= The problem =
Begin at the first line of the data below and stop after the line that contains "thunderbird-icon[interactable] — [18, 302, 105, 390]". Recast those lines as a numbered list, skipping any blank lines.

[Saved entries]
==================================================
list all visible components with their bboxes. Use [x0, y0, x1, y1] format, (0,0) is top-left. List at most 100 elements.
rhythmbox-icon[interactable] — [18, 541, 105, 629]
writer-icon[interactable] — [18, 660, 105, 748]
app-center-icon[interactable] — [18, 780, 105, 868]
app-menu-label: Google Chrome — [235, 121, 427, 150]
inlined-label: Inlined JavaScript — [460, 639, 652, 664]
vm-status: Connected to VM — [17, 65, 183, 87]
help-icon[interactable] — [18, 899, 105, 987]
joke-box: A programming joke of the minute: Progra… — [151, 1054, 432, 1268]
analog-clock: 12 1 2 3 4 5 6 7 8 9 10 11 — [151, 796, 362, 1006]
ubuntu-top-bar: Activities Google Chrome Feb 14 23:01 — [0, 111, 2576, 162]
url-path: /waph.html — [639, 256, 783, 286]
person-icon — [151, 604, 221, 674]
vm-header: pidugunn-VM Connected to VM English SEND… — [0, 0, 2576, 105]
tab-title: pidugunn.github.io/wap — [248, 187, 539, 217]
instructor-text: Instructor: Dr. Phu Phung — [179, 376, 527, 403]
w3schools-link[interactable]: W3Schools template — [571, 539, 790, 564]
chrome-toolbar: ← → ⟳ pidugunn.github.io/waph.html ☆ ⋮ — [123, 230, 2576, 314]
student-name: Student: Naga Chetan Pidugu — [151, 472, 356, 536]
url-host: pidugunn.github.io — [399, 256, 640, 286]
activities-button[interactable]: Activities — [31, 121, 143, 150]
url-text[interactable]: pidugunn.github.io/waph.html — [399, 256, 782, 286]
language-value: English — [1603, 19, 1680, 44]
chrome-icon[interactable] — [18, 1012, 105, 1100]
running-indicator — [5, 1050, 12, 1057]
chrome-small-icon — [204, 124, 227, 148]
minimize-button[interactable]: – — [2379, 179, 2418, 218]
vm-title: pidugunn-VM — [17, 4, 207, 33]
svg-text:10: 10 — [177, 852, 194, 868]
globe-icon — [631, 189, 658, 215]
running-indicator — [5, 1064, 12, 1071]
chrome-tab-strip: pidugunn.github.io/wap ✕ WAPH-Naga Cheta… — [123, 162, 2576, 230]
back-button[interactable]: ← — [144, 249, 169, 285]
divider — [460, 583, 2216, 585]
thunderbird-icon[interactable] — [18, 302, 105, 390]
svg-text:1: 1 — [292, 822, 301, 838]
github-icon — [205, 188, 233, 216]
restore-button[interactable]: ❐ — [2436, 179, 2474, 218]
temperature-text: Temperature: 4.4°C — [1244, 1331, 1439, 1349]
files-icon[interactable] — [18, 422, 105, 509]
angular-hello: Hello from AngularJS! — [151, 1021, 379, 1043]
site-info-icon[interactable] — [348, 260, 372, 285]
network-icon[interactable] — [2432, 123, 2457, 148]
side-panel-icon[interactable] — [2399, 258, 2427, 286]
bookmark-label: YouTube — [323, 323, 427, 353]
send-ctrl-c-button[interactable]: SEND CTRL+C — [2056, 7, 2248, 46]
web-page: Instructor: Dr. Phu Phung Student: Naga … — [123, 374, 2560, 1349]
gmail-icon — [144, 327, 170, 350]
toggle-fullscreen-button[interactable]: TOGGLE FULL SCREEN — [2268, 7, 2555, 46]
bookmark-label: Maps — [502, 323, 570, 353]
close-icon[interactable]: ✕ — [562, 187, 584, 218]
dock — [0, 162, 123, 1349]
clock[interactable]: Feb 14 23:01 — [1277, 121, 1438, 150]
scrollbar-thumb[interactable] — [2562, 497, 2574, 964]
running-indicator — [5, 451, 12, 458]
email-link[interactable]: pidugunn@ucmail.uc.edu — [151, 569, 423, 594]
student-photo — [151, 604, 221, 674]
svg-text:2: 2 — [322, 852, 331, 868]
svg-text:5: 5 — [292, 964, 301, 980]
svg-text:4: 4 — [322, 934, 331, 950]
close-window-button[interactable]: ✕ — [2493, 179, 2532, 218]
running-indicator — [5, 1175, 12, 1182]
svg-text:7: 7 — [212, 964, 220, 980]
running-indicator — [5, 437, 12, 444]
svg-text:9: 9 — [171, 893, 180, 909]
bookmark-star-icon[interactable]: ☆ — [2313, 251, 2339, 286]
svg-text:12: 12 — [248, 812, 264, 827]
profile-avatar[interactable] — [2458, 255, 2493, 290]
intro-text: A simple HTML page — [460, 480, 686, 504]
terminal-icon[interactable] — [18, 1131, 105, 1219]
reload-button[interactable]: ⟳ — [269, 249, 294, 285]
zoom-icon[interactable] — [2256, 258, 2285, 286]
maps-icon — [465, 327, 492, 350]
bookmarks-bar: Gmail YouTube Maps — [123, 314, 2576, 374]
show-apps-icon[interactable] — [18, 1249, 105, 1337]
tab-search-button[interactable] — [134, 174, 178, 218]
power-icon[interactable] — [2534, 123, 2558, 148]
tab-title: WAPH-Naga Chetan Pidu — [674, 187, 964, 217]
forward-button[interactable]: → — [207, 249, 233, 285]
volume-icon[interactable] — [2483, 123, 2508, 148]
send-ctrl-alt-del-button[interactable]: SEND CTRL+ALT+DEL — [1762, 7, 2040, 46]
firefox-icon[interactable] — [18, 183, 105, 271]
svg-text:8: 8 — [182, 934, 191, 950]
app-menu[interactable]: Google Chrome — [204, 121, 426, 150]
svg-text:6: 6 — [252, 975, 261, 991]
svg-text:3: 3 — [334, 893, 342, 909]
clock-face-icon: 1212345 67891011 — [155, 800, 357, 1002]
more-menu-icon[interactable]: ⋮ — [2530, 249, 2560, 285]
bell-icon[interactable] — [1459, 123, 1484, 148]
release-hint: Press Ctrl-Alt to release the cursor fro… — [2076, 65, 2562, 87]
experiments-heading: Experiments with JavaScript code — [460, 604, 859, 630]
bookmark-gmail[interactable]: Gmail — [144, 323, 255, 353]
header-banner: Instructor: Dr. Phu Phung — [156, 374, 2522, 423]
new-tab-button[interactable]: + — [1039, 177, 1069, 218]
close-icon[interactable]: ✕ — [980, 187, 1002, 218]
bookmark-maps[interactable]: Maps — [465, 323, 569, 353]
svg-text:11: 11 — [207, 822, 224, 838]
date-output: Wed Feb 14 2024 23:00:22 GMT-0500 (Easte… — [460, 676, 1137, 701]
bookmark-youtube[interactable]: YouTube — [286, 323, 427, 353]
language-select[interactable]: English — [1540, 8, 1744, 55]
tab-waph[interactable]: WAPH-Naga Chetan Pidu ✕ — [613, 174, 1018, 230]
==================================================
= Result =
1. list all visible components with their bboxes. Use [x0, y0, x1, y1] format, (0,0) is top-left. List at most 100 elements.
2. rhythmbox-icon[interactable] — [18, 541, 105, 629]
3. writer-icon[interactable] — [18, 660, 105, 748]
4. app-center-icon[interactable] — [18, 780, 105, 868]
5. app-menu-label: Google Chrome — [235, 121, 427, 150]
6. inlined-label: Inlined JavaScript — [460, 639, 652, 664]
7. vm-status: Connected to VM — [17, 65, 183, 87]
8. help-icon[interactable] — [18, 899, 105, 987]
9. joke-box: A programming joke of the minute: Progra… — [151, 1054, 432, 1268]
10. analog-clock: 12 1 2 3 4 5 6 7 8 9 10 11 — [151, 796, 362, 1006]
11. ubuntu-top-bar: Activities Google Chrome Feb 14 23:01 — [0, 111, 2576, 162]
12. url-path: /waph.html — [639, 256, 783, 286]
13. person-icon — [151, 604, 221, 674]
14. vm-header: pidugunn-VM Connected to VM English SEND… — [0, 0, 2576, 105]
15. tab-title: pidugunn.github.io/wap — [248, 187, 539, 217]
16. instructor-text: Instructor: Dr. Phu Phung — [179, 376, 527, 403]
17. w3schools-link[interactable]: W3Schools template — [571, 539, 790, 564]
18. chrome-toolbar: ← → ⟳ pidugunn.github.io/waph.html ☆ ⋮ — [123, 230, 2576, 314]
19. student-name: Student: Naga Chetan Pidugu — [151, 472, 356, 536]
20. url-host: pidugunn.github.io — [399, 256, 640, 286]
21. activities-button[interactable]: Activities — [31, 121, 143, 150]
22. url-text[interactable]: pidugunn.github.io/waph.html — [399, 256, 782, 286]
23. language-value: English — [1603, 19, 1680, 44]
24. chrome-icon[interactable] — [18, 1012, 105, 1100]
25. running-indicator — [5, 1050, 12, 1057]
26. chrome-small-icon — [204, 124, 227, 148]
27. minimize-button[interactable]: – — [2379, 179, 2418, 218]
28. vm-title: pidugunn-VM — [17, 4, 207, 33]
29. svg-text:10: 10 — [177, 852, 194, 868]
30. globe-icon — [631, 189, 658, 215]
31. running-indicator — [5, 1064, 12, 1071]
32. chrome-tab-strip: pidugunn.github.io/wap ✕ WAPH-Naga Cheta… — [123, 162, 2576, 230]
33. back-button[interactable]: ← — [144, 249, 169, 285]
34. divider — [460, 583, 2216, 585]
35. thunderbird-icon[interactable] — [18, 302, 105, 390]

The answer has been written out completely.